SHORT PROBLEM: Collect the lines of the entries where "Immediately" shows up.

--- RECORDS FOR PROCESSING ---

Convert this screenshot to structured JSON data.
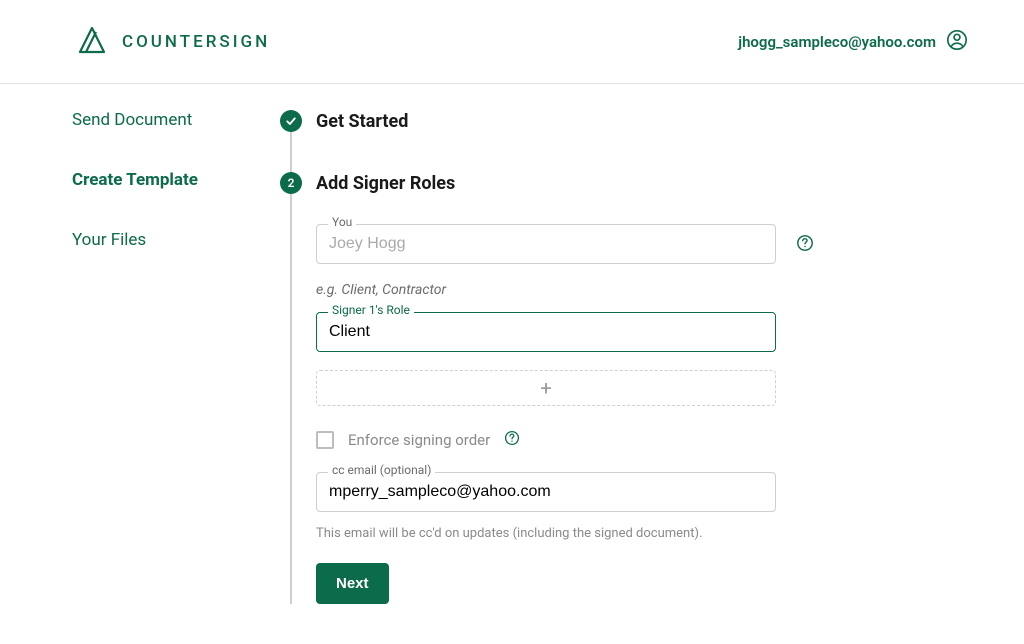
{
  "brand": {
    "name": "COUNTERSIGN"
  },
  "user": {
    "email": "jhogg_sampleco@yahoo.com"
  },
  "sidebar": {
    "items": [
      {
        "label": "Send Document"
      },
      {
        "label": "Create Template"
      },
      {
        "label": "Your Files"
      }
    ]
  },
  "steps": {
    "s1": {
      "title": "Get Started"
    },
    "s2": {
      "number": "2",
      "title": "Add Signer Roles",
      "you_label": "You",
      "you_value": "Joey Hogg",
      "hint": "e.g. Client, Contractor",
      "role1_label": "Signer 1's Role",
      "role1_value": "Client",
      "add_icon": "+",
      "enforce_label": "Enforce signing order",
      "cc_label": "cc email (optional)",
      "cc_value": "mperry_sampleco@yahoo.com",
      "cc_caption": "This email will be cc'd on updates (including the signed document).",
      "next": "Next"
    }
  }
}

---
--- RECORDS FOR PROCESSING ---

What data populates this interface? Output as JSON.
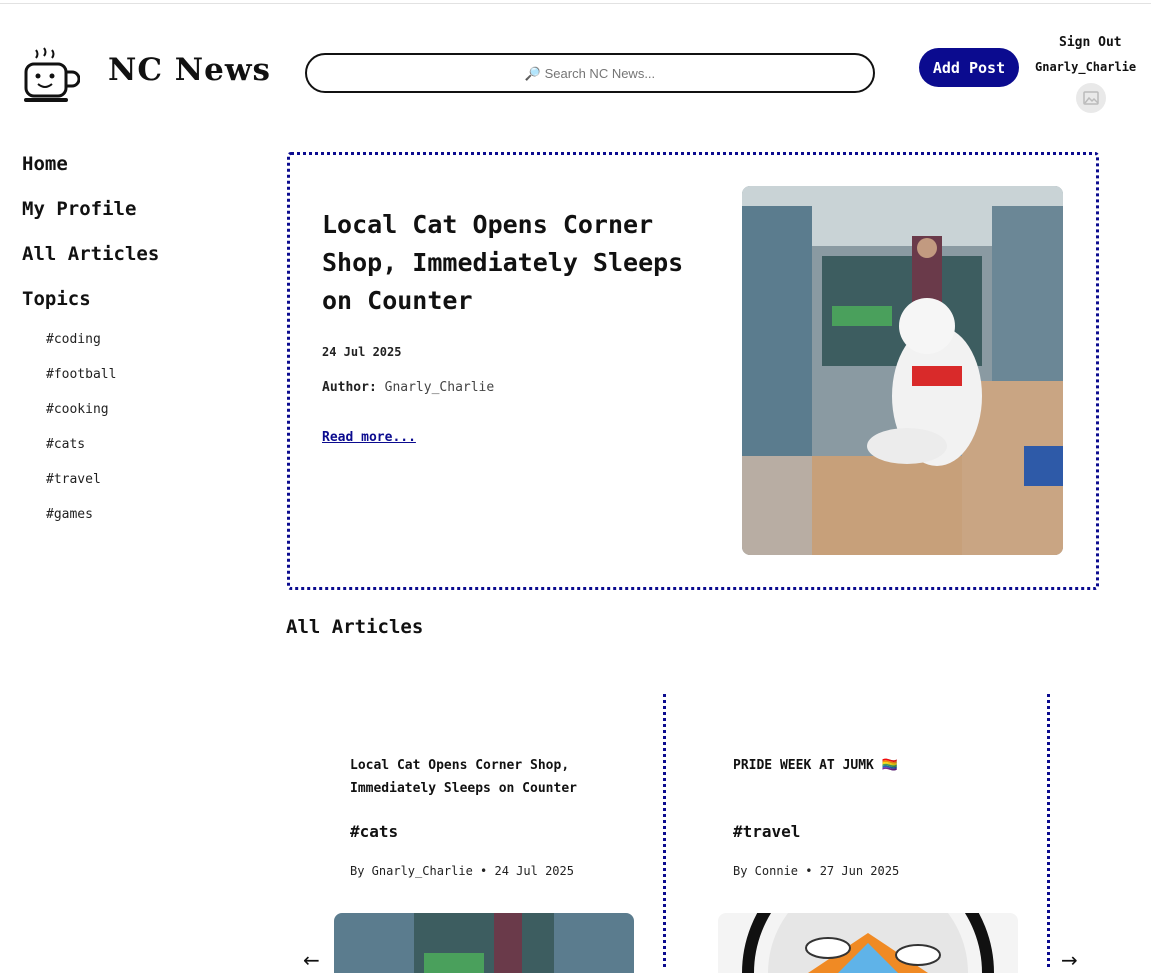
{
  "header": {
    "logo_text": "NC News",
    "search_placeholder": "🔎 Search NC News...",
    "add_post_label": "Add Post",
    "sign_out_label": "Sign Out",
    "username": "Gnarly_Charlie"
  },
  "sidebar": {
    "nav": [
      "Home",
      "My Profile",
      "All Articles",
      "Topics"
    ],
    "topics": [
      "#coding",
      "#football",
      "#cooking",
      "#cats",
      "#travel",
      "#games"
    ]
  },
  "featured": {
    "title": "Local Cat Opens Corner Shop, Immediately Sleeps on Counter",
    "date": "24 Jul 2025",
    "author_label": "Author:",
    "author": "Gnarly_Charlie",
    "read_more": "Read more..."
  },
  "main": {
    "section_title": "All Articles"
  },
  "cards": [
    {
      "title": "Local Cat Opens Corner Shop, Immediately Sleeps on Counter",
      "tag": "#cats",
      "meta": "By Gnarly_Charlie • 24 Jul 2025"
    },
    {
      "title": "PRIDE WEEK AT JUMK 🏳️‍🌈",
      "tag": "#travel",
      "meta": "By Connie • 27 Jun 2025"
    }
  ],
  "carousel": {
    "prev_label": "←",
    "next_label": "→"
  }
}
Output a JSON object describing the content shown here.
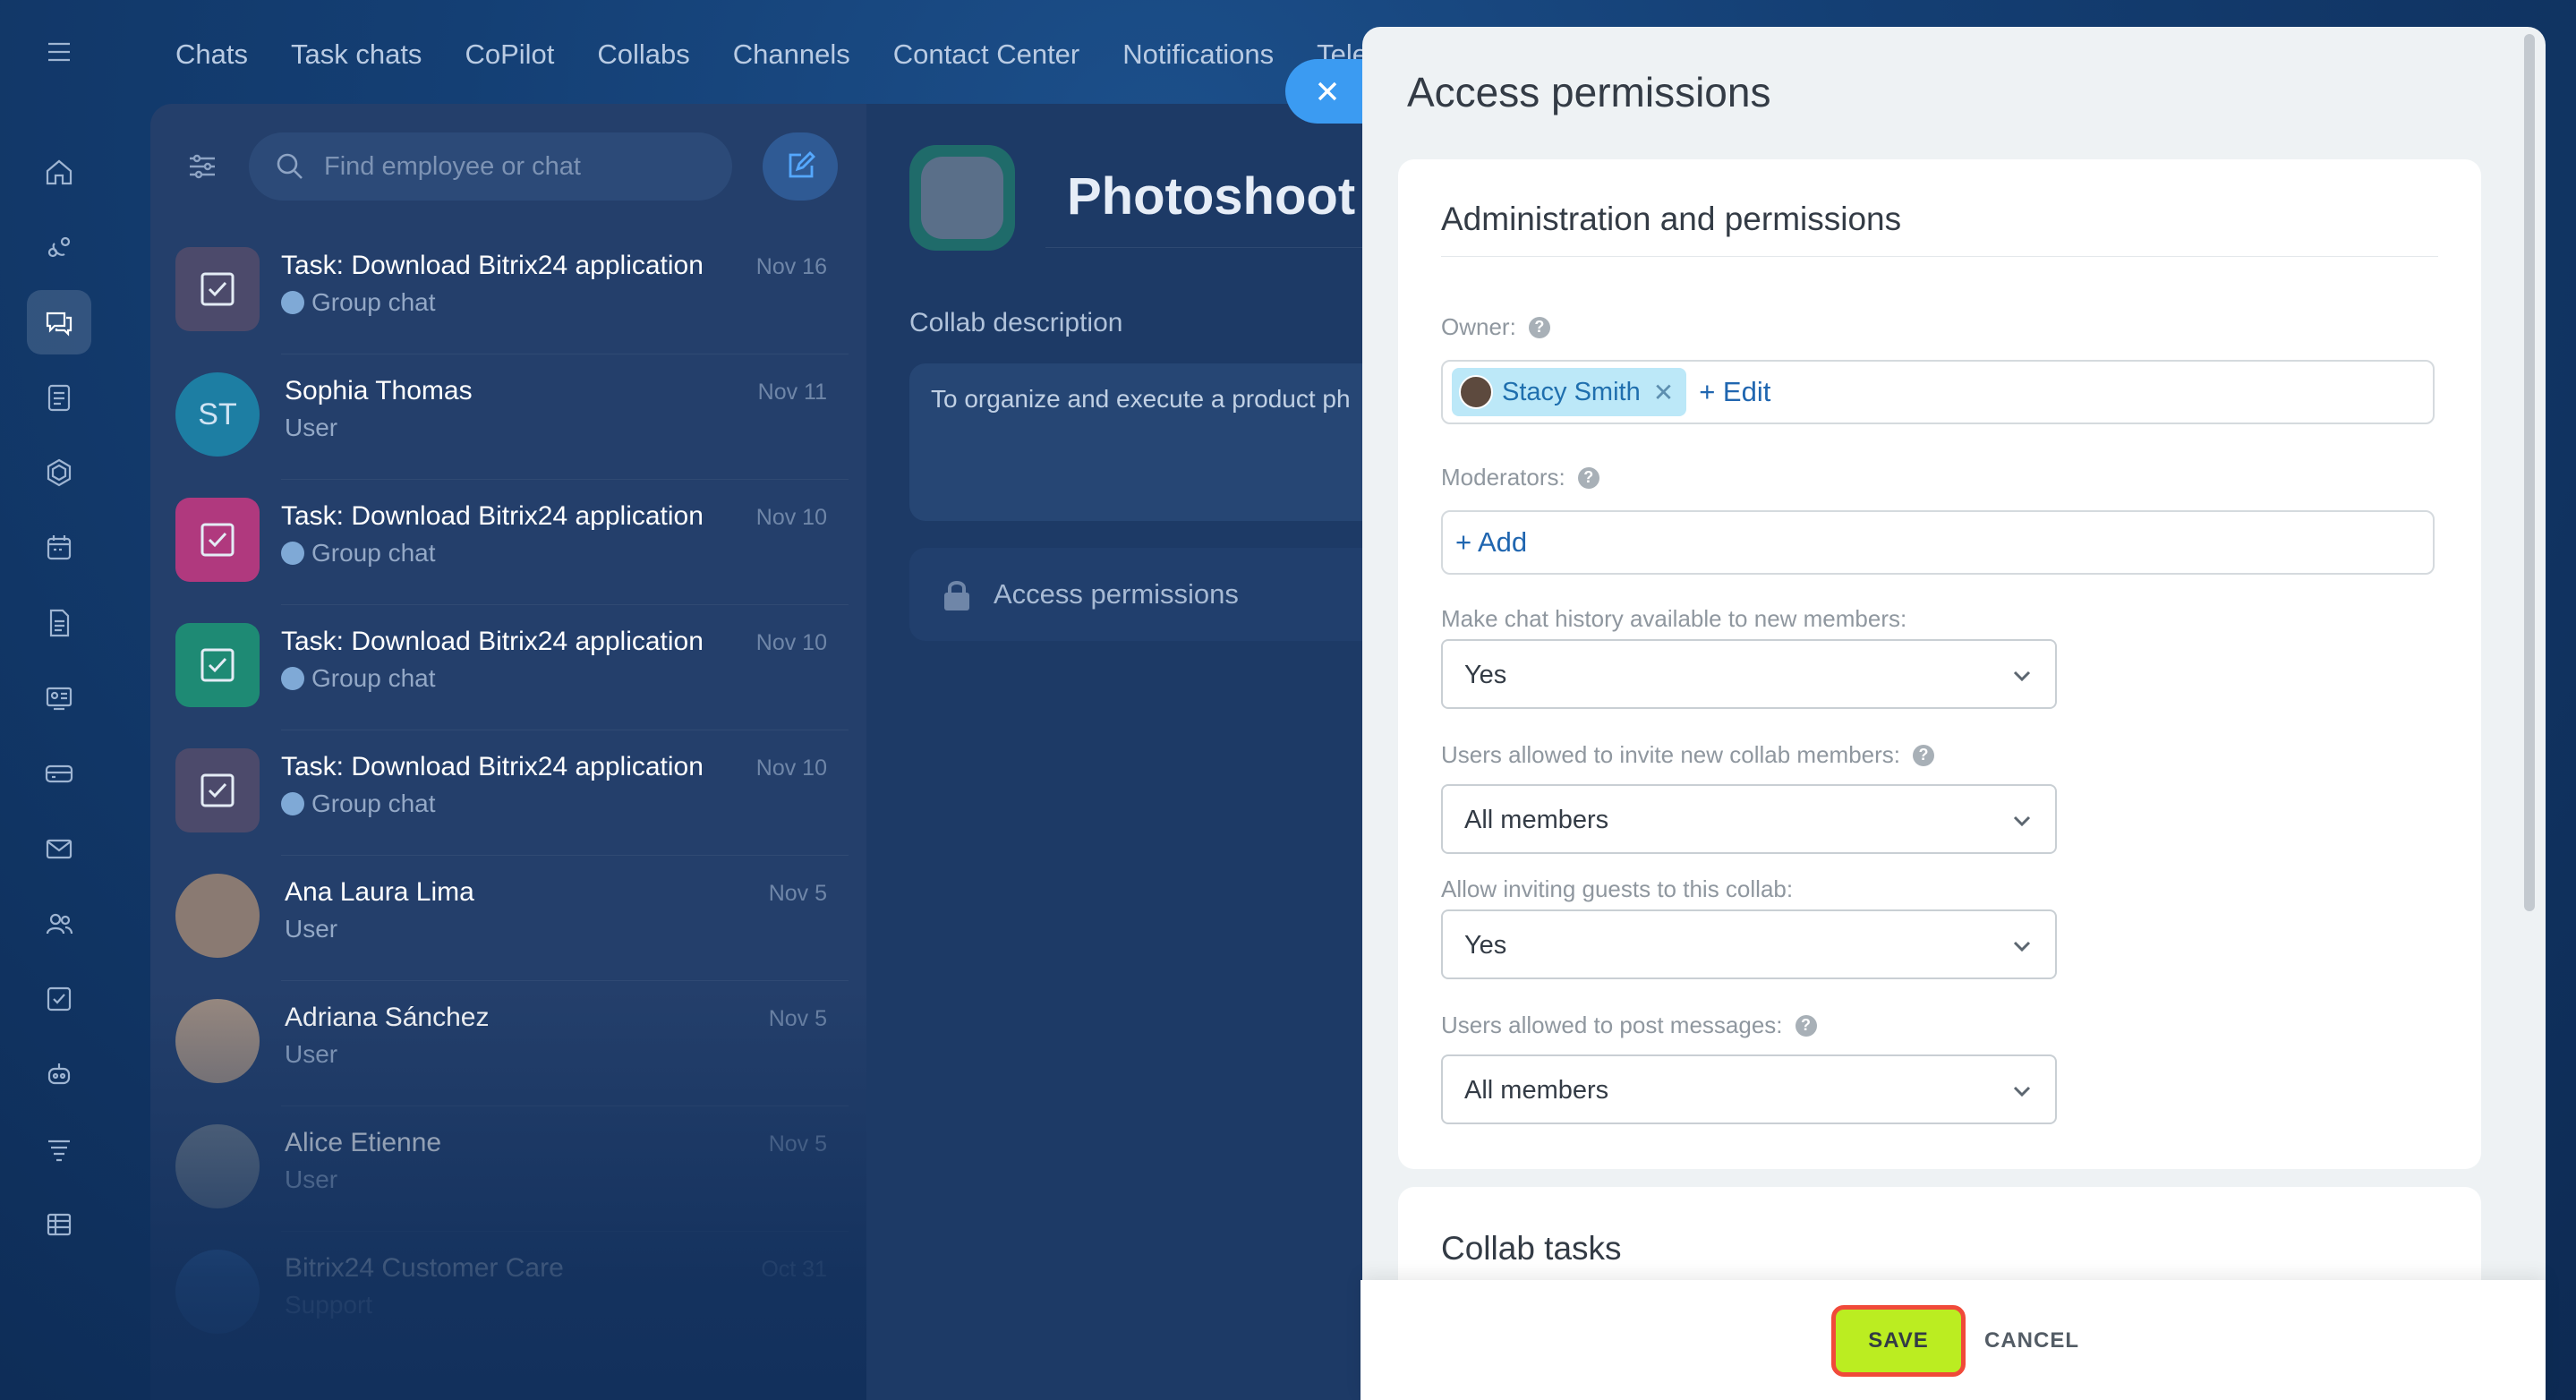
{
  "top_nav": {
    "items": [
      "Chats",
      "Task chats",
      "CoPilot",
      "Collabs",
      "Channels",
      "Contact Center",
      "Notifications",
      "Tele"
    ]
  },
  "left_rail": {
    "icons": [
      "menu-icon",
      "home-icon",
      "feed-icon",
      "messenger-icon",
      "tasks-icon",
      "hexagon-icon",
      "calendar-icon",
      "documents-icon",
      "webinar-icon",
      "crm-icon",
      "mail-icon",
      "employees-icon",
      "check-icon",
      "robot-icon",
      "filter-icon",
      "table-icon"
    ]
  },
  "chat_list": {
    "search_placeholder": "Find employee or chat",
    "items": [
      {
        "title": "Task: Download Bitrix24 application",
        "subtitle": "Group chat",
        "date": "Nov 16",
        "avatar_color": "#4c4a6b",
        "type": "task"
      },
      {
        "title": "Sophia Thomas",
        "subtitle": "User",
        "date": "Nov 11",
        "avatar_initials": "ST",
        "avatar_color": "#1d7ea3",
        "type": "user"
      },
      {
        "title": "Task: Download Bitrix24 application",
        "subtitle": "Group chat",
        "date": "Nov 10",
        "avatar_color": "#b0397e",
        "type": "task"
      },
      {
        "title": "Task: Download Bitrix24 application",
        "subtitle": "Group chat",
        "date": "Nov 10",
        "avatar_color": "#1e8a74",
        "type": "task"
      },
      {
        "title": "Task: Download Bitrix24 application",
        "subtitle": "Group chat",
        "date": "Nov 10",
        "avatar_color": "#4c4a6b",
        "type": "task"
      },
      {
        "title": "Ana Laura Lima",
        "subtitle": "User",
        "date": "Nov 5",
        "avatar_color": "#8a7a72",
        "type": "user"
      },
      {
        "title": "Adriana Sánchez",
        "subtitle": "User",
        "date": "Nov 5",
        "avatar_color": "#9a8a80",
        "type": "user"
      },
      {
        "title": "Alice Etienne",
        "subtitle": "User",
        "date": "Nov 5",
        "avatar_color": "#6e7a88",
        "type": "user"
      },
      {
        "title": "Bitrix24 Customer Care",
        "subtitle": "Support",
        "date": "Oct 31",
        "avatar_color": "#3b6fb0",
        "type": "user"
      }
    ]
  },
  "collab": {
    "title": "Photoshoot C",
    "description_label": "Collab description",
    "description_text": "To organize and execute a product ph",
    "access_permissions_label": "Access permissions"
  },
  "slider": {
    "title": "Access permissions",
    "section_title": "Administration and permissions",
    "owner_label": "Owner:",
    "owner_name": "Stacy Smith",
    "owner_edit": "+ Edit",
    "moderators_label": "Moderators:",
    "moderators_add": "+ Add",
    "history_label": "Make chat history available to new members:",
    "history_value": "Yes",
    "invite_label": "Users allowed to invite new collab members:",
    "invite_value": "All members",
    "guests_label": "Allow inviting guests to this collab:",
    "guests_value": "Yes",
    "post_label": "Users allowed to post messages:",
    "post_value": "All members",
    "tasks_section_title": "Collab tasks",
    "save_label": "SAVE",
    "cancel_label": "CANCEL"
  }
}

---

WRITTEN ANSWER:
    "title": "Local Cat Opens Corner Shop, Immediately Sleeps on Counter",
      "title": "Local Cat Opens Corner Shop, Immediately Sleeps on Counter",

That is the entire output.